(Given task): Each record must be reproduced exactly as it is shown.

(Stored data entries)
+ + +

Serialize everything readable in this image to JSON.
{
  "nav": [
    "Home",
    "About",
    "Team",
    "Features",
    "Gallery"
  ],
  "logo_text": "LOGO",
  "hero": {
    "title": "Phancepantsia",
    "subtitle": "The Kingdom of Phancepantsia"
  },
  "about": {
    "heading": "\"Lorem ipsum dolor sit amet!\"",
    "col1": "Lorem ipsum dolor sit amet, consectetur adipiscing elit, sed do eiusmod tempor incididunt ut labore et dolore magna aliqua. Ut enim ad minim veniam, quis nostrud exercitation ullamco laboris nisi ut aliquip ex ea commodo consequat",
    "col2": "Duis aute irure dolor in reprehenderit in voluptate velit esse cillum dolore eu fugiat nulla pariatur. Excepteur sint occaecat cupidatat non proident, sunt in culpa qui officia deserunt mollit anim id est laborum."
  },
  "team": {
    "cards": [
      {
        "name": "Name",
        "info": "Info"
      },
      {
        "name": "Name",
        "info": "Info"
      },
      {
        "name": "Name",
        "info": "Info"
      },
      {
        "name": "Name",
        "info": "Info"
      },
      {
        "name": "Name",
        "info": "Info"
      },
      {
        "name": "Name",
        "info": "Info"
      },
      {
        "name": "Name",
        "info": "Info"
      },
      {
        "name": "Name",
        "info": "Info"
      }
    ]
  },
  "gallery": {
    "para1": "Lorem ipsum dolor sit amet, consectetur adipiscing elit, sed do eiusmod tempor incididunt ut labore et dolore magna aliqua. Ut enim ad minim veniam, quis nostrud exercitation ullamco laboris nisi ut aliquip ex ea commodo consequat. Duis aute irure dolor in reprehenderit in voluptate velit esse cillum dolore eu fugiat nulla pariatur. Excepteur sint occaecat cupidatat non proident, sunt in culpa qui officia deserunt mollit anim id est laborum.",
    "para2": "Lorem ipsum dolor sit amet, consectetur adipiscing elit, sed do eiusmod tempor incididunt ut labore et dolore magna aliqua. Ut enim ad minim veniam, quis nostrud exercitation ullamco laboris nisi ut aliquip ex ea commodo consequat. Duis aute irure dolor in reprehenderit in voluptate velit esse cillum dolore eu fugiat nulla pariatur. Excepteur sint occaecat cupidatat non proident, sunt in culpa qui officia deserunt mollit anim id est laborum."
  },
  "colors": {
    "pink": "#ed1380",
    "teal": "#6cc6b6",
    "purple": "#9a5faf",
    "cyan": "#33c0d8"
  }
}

+ + +

(Solution for this problem):
Serialize everything readable in this image to JSON.
{
  "nav": [
    "Home",
    "About",
    "Team",
    "Features",
    "Gallery"
  ],
  "logo_text": "LOGO",
  "hero": {
    "title": "Phancepantsia",
    "subtitle": "The Kingdom of Phancepantsia"
  },
  "about": {
    "heading": "\"Lorem ipsum dolor sit amet!\"",
    "col1": "Lorem ipsum dolor sit amet, consectetur adipiscing elit, sed do eiusmod tempor incididunt ut labore et dolore magna aliqua. Ut enim ad minim veniam, quis nostrud exercitation ullamco laboris nisi ut aliquip ex ea commodo consequat",
    "col2": "Duis aute irure dolor in reprehenderit in voluptate velit esse cillum dolore eu fugiat nulla pariatur. Excepteur sint occaecat cupidatat non proident, sunt in culpa qui officia deserunt mollit anim id est laborum."
  },
  "team": {
    "cards": [
      {
        "name": "Name",
        "info": "Info"
      },
      {
        "name": "Name",
        "info": "Info"
      },
      {
        "name": "Name",
        "info": "Info"
      },
      {
        "name": "Name",
        "info": "Info"
      },
      {
        "name": "Name",
        "info": "Info"
      },
      {
        "name": "Name",
        "info": "Info"
      },
      {
        "name": "Name",
        "info": "Info"
      },
      {
        "name": "Name",
        "info": "Info"
      }
    ]
  },
  "gallery": {
    "para1": "Lorem ipsum dolor sit amet, consectetur adipiscing elit, sed do eiusmod tempor incididunt ut labore et dolore magna aliqua. Ut enim ad minim veniam, quis nostrud exercitation ullamco laboris nisi ut aliquip ex ea commodo consequat. Duis aute irure dolor in reprehenderit in voluptate velit esse cillum dolore eu fugiat nulla pariatur. Excepteur sint occaecat cupidatat non proident, sunt in culpa qui officia deserunt mollit anim id est laborum.",
    "para2": "Lorem ipsum dolor sit amet, consectetur adipiscing elit, sed do eiusmod tempor incididunt ut labore et dolore magna aliqua. Ut enim ad minim veniam, quis nostrud exercitation ullamco laboris nisi ut aliquip ex ea commodo consequat. Duis aute irure dolor in reprehenderit in voluptate velit esse cillum dolore eu fugiat nulla pariatur. Excepteur sint occaecat cupidatat non proident, sunt in culpa qui officia deserunt mollit anim id est laborum."
  },
  "colors": {
    "pink": "#ed1380",
    "teal": "#6cc6b6",
    "purple": "#9a5faf",
    "cyan": "#33c0d8"
  }
}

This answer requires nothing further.